ITEM 17. UNDERTAKINGS

                (a)      The undersigned registrant hereby undertakes:

                         (1)  To file, during any period in which offers or
                              sales are being made, a post-effective amendment
                              to this registration statement:

                                   (i)  to include any prospectus required by
                                        Section 10(a)(3) of the Securities Act
                                        of 1933;

                                   (ii) to reflect in the prospectus any facts
                                        or events arising after the effective
                                        date of the registration statement (or
                                        the most recent post-effective
                                        amendment thereof) which, individually
                                        or in the aggregate represent a
                                        fundamental change in the information
                                        set forth in the registration
                                        statement. Notwithstanding the
                                        foregoing, any increase or decrease in
                                        volume of securities offered (if the
                                        total dollar value of securities
                                        offered would not exceed that which was
                                        registered) and any deviation from the
                                        low or high end of the estimated
                                        maximum offering range may be reflected
                                        in the form of prospectus filed with
                                        the Commission pursuant to Rule 424(b)
                                        if, in the aggregate, the changes in
                                        volume and price represent no more than
                                        20% change in the maximum aggregate
                                        offering price set forth in the
                                        "Calculation of Registration Fee" table
                                        in the effective registration statement;

                                   (iii)to include any material information
                                        with respect to the plan of
                                        distribution not previously disclosed
                                        in the registration statement or any
                                        material change to such information in
                                        the registration statement;

                provided, however, that paragraphs (a)(1)(i), (a)(1)(ii) and
                (a)(1)(iii) do not apply if the information required to be
                included in a post-effective amendment by those paragraphs is
                contained in reports filed with or furnished to the Commission
                by the registrant pursuant to Section 13 or Section 15(d) of
                the Securities Exchange Act of 1934 that are incorporated by
                reference in the registration statement, or is contained in a
                form of prospectus filed pursuant to Rule 424(b) that is part
                of this Registration Statement.

                         (2)      That, for the purpose of determining any
                                  liability under the Securities Act of 1933,
                                  each such post-effective amendment shall be
                                  deemed to be a new registration statement
                                  relating to the securities offered therein,
                                  and the offering of such securities at that
                                  time shall be deemed to be the initial bona
                                  fide offering thereof.

                         (3)      To remove from registration by means of a
                                  post-effective amendment any of the
                                  securities being registered which remain
                                  unsold at the termination of the offering.

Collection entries

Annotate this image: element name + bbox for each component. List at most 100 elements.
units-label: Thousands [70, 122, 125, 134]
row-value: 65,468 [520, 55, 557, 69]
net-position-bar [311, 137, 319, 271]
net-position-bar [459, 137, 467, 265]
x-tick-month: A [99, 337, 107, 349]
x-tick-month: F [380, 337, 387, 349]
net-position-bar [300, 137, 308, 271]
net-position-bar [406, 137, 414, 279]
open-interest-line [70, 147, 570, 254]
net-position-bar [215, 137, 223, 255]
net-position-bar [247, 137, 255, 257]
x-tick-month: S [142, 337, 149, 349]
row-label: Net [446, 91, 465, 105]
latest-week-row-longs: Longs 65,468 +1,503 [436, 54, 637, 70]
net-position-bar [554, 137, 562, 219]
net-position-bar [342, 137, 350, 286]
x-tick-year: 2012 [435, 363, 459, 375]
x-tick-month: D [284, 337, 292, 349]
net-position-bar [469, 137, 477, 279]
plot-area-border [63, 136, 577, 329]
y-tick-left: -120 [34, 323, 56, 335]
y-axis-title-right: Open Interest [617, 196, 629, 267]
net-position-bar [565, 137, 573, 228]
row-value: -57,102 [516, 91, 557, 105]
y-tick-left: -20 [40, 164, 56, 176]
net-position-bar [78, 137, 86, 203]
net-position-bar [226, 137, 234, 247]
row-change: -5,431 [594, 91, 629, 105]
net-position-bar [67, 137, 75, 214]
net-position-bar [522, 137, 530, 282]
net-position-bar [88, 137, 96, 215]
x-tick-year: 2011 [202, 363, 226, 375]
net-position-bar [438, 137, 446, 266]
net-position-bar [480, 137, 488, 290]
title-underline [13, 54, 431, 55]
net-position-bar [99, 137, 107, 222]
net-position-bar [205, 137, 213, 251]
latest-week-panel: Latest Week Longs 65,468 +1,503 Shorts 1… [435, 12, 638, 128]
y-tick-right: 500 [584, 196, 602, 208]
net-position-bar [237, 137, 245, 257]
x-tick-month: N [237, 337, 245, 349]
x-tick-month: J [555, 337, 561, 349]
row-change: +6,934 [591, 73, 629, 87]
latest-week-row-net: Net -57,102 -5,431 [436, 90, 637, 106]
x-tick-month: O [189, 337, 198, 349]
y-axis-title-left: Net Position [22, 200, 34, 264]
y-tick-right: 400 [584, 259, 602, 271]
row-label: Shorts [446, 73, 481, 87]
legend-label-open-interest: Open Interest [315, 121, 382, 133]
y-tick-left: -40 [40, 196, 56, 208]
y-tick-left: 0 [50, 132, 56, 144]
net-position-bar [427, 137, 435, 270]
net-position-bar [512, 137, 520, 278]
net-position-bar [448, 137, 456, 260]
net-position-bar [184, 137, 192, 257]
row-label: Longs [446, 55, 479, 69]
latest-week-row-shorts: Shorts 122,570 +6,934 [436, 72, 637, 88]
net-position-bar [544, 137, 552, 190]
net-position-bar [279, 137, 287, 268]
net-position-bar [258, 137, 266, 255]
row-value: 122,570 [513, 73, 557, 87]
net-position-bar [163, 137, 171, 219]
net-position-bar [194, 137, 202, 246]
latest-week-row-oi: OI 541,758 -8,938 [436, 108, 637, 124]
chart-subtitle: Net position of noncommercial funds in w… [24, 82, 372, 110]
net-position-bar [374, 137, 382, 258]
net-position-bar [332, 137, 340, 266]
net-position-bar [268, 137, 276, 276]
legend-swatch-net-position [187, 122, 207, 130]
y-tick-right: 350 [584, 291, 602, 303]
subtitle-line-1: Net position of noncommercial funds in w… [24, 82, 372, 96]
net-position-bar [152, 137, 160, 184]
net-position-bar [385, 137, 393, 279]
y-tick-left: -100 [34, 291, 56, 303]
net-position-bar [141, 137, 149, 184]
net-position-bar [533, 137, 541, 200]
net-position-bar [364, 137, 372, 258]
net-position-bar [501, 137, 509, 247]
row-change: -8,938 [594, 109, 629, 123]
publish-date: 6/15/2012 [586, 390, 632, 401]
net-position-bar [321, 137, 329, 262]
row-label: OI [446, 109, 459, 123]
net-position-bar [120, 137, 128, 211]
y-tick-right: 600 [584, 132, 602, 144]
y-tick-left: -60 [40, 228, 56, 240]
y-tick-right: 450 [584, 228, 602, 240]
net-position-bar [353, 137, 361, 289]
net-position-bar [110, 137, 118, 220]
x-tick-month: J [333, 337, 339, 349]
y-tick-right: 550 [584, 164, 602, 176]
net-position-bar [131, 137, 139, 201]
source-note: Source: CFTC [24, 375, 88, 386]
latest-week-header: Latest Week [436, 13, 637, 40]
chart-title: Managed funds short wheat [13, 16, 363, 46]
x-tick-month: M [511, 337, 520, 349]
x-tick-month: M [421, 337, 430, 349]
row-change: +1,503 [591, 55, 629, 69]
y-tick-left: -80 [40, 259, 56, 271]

■ **Set exercise**
Continue the registration statement undertakings from where that excerpt above stops.

■ **Exercise result**
                         (4)      That, for the purpose of determining
                                  liability under the Securities Act of 1933 to
                                  any purchaser, each prospectus filed

                                     II-6



                                  pursuant to Rule 424(b) as part of a
                                  registration statement relating to an
                                  offering, other than registration statements
                                  relying on Rule 430B or other than
                                  prospectuses filed in reliance on Rule 430A,
                                  shall be deemed to be part of and included in
                                  the registration statement as of the date it
                                  is first used after effectiveness. Provided,
                                  however, that no statement made in a
                                  registration statement or prospectus that is
                                  part of the registration statement or made in
                                  a document incorporated or deemed
                                  incorporated by reference into the
                                  registration statement or prospectus that is
                                  part of the registration statement will, as
                                  to a purchaser with a time of contract of
                                  sale prior to such first use, supersede or
                                  modify any statement that was made in the
                                  registration statement or prospectus that was
                                  part of the registration statement or made in
                                  any such document immediately prior to such
                                  date of first use.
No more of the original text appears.